What is needed
From the film review below, copy the passage starting at "Watching it took" and ending at "in the Night-Time.".

Document excerpt
----
The 82 min documentary, directed by Jerry Rothwell, was an ambitious undertaking in the way it tried to honour the book’s intent — to reproduce the sensory-laden world of non-verbal autistics in particular. Nearly all autistics will display greater sensitivity in one or more of the senses (sound, sight, touch, smell, and taste) compared to others. More so when it comes to non-verbal autistics.

So, along with other audiences in the theater that night, my wife and I were drawn into a kaleidoscopic world by Rothwell. He made full use of all available light and sound technologies to bring us into the heightened world of autistics.

A world where the slightest of sounds — the whirring of a ceiling fan or the gentlest pitter-pattering of raindrops; the subtle shifts of light, such as straws of sunlight filtering through a plastic bottle — assaults our senses the way fireworks on the Fourth of July would. A cornucopia of cacophonic explosions that never seem to let up.

This sensory overload is what ‘attacks’ autistics featured in the film, and no doubt a daily reality for many on the ASD spectrum, including C. The film introduces us to five non-verbal autistics from different parts of the globe and what the world’s like from their perspectives. There’s Joss from England (whose parents co-produced this masterpiece documentary), Amrit from India, Ben and Emma from Arlington, Virginia, as well as Jestina from Sierra Leone.

Overlaying the stories of each of them were parts of Higashida’s narrative in the form of well-scripted voiceovers (the author had declined to appear in the film) that helped move the audience from Amrit’s story, to Joss’, to Ben and Emma’s, and finally to Jestina’s.

(Check out The Guardian‘s more excellent and thorough review of the documentary here.)

Getting it and not getting it

yellow jigsaw puzzle piece
Photo by Ann H on Pexels.com

Watching it took me back a year before when I first read Higashida’s book. Up until then, the only other book I had ever read that was written from a first-person point-of-view of autism was Mark Haddon’s The Curious Incident of the Dog in the Night-Time.

I recalled the raw appeal in Higashida’s call for readers to understand and accept that what to us appear often odd and inexplicable behaviours like jumping, stimming, gesticulating and screaming, are just ways many on the spectrum react to the sensorial onslaughts they’re subjected to every moment of their lives. This is especially so for those on the more severe end of the spectrum.

Each time C jumps, it’s his way of unleashing the sudden flood of feelings that consume him. If left pent up and unreleased, these feelings would overwhelm and drive him bonkers. It’s why the autistics in the film behave in ways that shock and scare people around them; people who don’t understand autism. People who fear the unknown and end up either shunning, condemning, cursing or demonising the behaviours they see.

People like even their caregivers.

People like me.

Or who I used to be, before C came and changed my world forever.

Through C, I’ve learned there are worlds around me people carry that I know nothing about. Through C, I’ve learned that just because these worlds are different, these people are different, it doesn’t mean they are any less than I am, or that they are to be feared, avoided or disregarded like some bad childhood memory.

But sad to say that now, years after we suspected C’s uniqueness followed by his subsequent clinical diagnosis, I still oscillate everyday between “getting it” and not.

Or more correctly, “getting him” and not.

Which is why I want to make sure hereon that I have Higashida’s book or Rothwell’s documentary close by. So I can review and “re-feel”; so I will hopefully remember and “get” my son more times than not.

Then maybe the next time he jumps to express himself, I will jump right along with him rather than chastise him!

2 thoughts on “ASD Book Review #4 & Film Review: “The Reason I Jump” is the reason we all jump — to express ourselves

  1. Not sure if it helps but I use Teach Me Language by Freeman Dake with my son. There’s printable worksheets and manual which helps a lot. Coming into my world by Brenda Tan is a nice book to read as well. All the best!
----
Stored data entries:
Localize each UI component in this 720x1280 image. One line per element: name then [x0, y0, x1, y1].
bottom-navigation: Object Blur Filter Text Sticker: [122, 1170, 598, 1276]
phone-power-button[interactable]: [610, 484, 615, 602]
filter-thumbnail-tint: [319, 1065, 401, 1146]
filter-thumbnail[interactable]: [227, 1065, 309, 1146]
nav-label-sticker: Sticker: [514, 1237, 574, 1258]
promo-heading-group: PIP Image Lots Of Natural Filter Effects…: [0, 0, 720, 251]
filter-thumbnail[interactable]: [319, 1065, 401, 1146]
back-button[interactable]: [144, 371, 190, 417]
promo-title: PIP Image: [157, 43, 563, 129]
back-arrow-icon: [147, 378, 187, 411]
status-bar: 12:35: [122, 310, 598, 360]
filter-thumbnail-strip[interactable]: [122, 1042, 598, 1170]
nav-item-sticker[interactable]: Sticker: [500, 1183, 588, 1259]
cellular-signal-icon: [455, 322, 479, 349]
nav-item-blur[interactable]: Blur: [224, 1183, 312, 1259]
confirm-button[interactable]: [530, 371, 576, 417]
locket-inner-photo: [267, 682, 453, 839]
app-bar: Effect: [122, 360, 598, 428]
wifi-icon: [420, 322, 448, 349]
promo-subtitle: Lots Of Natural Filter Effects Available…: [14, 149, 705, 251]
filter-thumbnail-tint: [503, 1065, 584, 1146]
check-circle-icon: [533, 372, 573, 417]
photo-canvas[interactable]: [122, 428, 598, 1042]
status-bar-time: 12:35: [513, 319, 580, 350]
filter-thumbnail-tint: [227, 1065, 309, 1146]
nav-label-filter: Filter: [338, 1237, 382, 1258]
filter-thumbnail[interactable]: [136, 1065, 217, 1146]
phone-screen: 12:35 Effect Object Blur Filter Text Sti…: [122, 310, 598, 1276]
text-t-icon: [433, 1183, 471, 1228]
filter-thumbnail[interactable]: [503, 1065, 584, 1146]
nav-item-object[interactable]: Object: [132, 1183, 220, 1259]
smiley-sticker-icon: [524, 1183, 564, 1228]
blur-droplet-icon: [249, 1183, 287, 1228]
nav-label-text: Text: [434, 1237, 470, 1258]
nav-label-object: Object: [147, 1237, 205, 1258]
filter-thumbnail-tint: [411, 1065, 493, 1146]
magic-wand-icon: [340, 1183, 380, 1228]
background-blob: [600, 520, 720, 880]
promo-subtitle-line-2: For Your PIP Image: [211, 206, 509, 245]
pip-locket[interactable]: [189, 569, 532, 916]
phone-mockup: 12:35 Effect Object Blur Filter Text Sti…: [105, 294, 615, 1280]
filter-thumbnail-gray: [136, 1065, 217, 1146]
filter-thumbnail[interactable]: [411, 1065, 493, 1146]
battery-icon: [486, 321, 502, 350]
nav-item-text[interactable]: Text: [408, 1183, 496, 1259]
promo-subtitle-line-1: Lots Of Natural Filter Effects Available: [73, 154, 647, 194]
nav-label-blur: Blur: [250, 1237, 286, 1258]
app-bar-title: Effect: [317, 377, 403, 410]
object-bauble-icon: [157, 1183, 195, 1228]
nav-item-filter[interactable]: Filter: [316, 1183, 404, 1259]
----
Solution below
Watching it took me back a year before when I first read Higashida’s book. Up until then, the only other book I had ever read that was written from a first-person point-of-view of autism was Mark Haddon’s The Curious Incident of the Dog in the Night-Time.